• Selection:
The trouble with “music”

Music education philosophy has long wrestled with what music means, how it means, and why it matters. Two major philosophies prevail in North America: aesthetic (Reimer 1989; 2003) and praxial (Elliott 1995; 2005). The aesthetic camp stresses appreciation of formal aspects and expressive emotional content within musical works. The praxial camp centers on musicianship and “knowledge-in-action,” emphasizing context and process.

Many scholars have challenged assumptions lurking inside both approaches and pointed out biases against marginalized populations. Roberta Lamb (1994) argued that feminism as critique questions basic assumptions and concepts—and that such critiques must be multiple to challenge claims of universality or absolute truth. “So long as one critical position is assumed, basic categories within music—music itself—would remain unchallenged,” she wrote. Yet despite this invitation, music education literature has lacked a substantial critical examination of music as a discourse and its impact on the philosophy and practice of educators.

Music is not politically neutral, nor is it a universal category (Tomlinson 1999, 344). The term summons notions of beauty and emotion—a European construction with roots in the eighteenth century. Those ideas are totally interwoven with the discourse of aesthetics, which Robin James (2013) argues is “organized by white heteropatriarchy, and one of its instruments for organization” (109). Scholars tracing the origins of philosophical aesthetics have found its shared roots with racist and sexist discourses, found, for instance, in Kant’s work. Whether those entanglements invalidate aesthetics as a discipline or not, their relationship needs to be unearthed and problematized—something already underway among music education scholars (Bradley 2012; Kertz-Welzel 2008; Regelski 2011). For music educators specifically, Deborah Wong (2014) states that “the bedrock structures of music [institutions] rely on [an] interconstitutive relationship between music and aesthetics” (348). In other words, invoking music means invoking an episteme that is, from the start, Eurocentric, racist, heteronormative, and patriarchal. Anyone seeking to address oppressive structures must confront this history.

Even though the definition of music has expanded over time to include non-Western and popular sound practices, this inclusion consistently works in favor of hegemonic and Eurocentric institutions, selectively and marginally benefiting those who join its discourse. For over a century, ethnomusicology—including its earlier proto forms—operated on an extractionist model: a European scholar collected instruments, stories, field recordings, and returned home to generate economic, social, and cultural capital. Only recently have ethnomusicologists begun questioning this model’s injustices (e.g., Feld 2000).

Western popular music, particularly African American styles and their offshoots, were grudgingly admitted into the realm of “music” only when such music became too commercially valuable to ignore. Ragtime, jazz, rock ‘n’ roll, and hip hop were initially rejected as noise by bourgeois societies, then later accepted as marketable products—and eventually elevated to “classical” status through discursive appropriation by elite commentators. This elevation has always been selective. Institutions and networks outside the cultures that produced those styles decide which performers and styles are authentic and deserving of praise and resources.

Music education has followed the same trajectory, first rejecting anything deemed unmusical to the project of raising “good citizens.” In nineteenth-century North America, the good/bad child-citizen divide was coded in racialized terms, associating white Protestantism with the ideal, and black and working-class white populations with low status. The “appropriate” music schools accept today follows similar racialized patterns. African American styles are accepted mainly when no longer current in working-class Black communities (like jazz or folk songs). Other Non-Western styles integrated into school music are often heavily sanitized—salsa, Native American, or Mexican music, for example—or stripped to instrumental versions that are easy to dissociate from possibly uncomfortable contexts, as often happens with West African drumming, Gamelan, or North Indian instrumental music.

• What you need to do:
a: According to the essay on music education, which two philosophies prevail in North America?
b: Do these statements agree with the essay on music education? Answer yes or no for each, and quote the deciding words. (i) Lamb held that feminist critiques must be single and unified. (ii) Ethnomusicology followed an extractionist model for more than a century. (iii) Bourgeois societies welcomed ragtime and jazz from the start.
c: Write the next part of the essay on music education, starting after its final sentence.

• Data section:

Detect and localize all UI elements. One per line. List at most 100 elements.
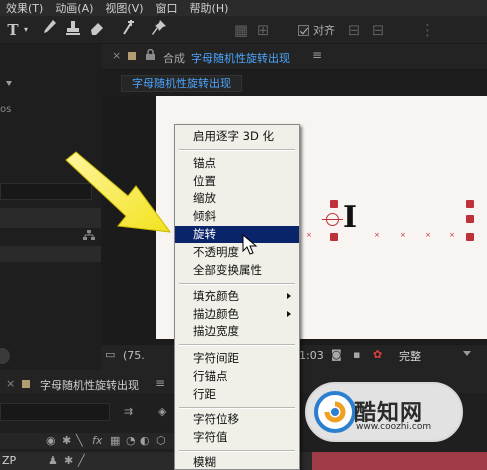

• Outputs for the tasks:
a: The aesthetic philosophy and the praxial philosophy.

b:
(i) No: "such critiques must be multiple to challenge claims of universality or absolute truth."
(ii) Yes: "For over a century, ethnomusicology—including its earlier proto forms—operated on an extractionist model."
(iii) No: "Ragtime, jazz, rock ‘n’ roll, and hip hop were initially rejected as noise by bourgeois societies."

c:
Is there an alternative framework? Scholars in other fields—especially visual culture studies—have argued for moving away from “the arts” language (Tavin 2003). Gaztambide-Fernandez (2013) proposes a “rhetoric of cultural production” instead of a rhetoric of effects or arts-centered discourses. This rhetoric views the arts as a form of cultural practice in which culture is defined as what people do, as opposed to culture doing something to people. It recognizes that “it is actual people, under real social circumstances in particular cultural contexts and within specific material and symbolic relations that have experiences involving symbolic materials and forms of cultural production” (226). This perspective treats cultural experiences as neither good nor bad, but complex and unpredictable (225). It is less concerned with whether outcomes qualify as “artistic” and more involved with the kinds of interactions and relationship qualities enacted through symbolic creative practice (229). This echoes Christopher Small’s notion ofmusicking, but that term suffers from assuming the pre-existence of “music” itself—therefore failing to question the very concept of music.

Sound

The distinction between music and noise has been questioned for at least half a century. John Cage famously challenged this boundary with 4’33”, premiered at a venue in the middle of a forest. When Cage sat down, opened the piano lid, and remained motionless for four and a half minutes, the sounds of the forest would have filled the audience’s attentive listening. What made those sounds music? One might argue that Cage intended to show that all sounds become musical when properly attended to. But regardless of intention, it was the sociocultural framework — a music festival, a concert hall, a recognized composer — that shaped the audience’s disposition to listen for something musical. What they heard were birds and trees. What made those sounds musical was not inherent in the sounds themselves but in the listeners’ disposition, enabled by an elaborate cultural and material context. Similarly, contemporary composers straddle this line with an avant-garde attitude, challenging audiences and transgressing borders. What makes their sounds music is, again, not something inside the sounds but the complex social, economic, and cultural frameworks that surround these events and foster a “musical” willingness to hear those sounds in those particular settings as music.

As recording and mechanical reproduction technologies became more accessible and open to manipulation, Black and Latino youth in U.S. inner cities began experimenting with scratching, sampling, and other techniques of sonic manipulation. They combined these with rhythmic poetic speech into what is now known as hip-hop. This style of sonic expression was not accepted as music by the music industry until it became commercially profitable. Eventually academics, critics, and cultural institutions followed suit. Like contemporary composers, hip-hop artists frequently incorporate “noise” into their work: speech, radio broadcasts, gunshots, sirens, and other sounds. Many practitioners conceive of hip-hop as a multimodal form encompassing kinesthetic, sonic, linguistic, visual, and economic dimensions; some refuse to regard it as “just music.” Music educators have struggled to incorporate both contemporary Western art music and hip-hop into classrooms, likely because these styles blur the boundaries between music and noise. Although musicologists have analyzed both genres extensively, many have done so aiming to legitimize and integrate them into the realm of “real music.” The interdisciplinary field of sound studies, lacking this legitimizing agenda, is better positioned to challenge the categories of music and noise.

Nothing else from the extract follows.